TASK DESCRIPTION
No pictures go into the copy. Write out every line below exactly.
(MATERIAL PROVIDED begins)
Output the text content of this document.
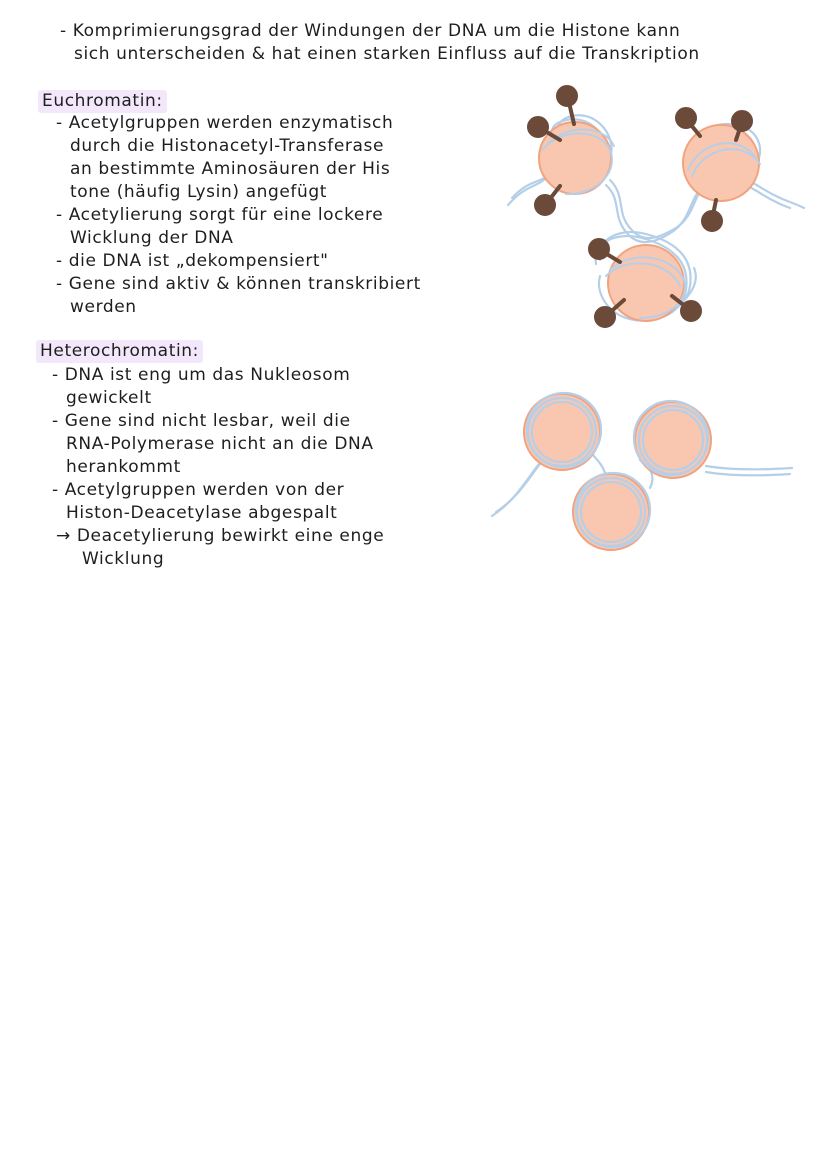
- Komprimierungsgrad der Windungen der DNA um die Histone kann
sich unterscheiden & hat einen starken Einfluss auf die Transkription
Euchromatin:
- Acetylgruppen werden enzymatisch
durch die Histonacetyl-Transferase
an bestimmte Aminosäuren der His
tone (häufig Lysin) angefügt
- Acetylierung sorgt für eine lockere
Wicklung der DNA
- die DNA ist „dekompensiert"
- Gene sind aktiv & können transkribiert
werden
Heterochromatin:
- DNA ist eng um das Nukleosom
gewickelt
- Gene sind nicht lesbar, weil die
RNA-Polymerase nicht an die DNA
herankommt
- Acetylgruppen werden von der
Histon-Deacetylase abgespalt
→ Deacetylierung bewirkt eine enge
Wicklung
(MATERIAL PROVIDED ends)
ANSWER TO THIS EXERCISE
Output the text content of this document.
- Komprimierungsgrad der Windungen der DNA um die Histone kann
sich unterscheiden & hat einen starken Einfluss auf die Transkription
Euchromatin:
- Acetylgruppen werden enzymatisch
durch die Histonacetyl-Transferase
an bestimmte Aminosäuren der His
tone (häufig Lysin) angefügt
- Acetylierung sorgt für eine lockere
Wicklung der DNA
- die DNA ist „dekompensiert"
- Gene sind aktiv & können transkribiert
werden
Heterochromatin:
- DNA ist eng um das Nukleosom
gewickelt
- Gene sind nicht lesbar, weil die
RNA-Polymerase nicht an die DNA
herankommt
- Acetylgruppen werden von der
Histon-Deacetylase abgespalt
→ Deacetylierung bewirkt eine enge
Wicklung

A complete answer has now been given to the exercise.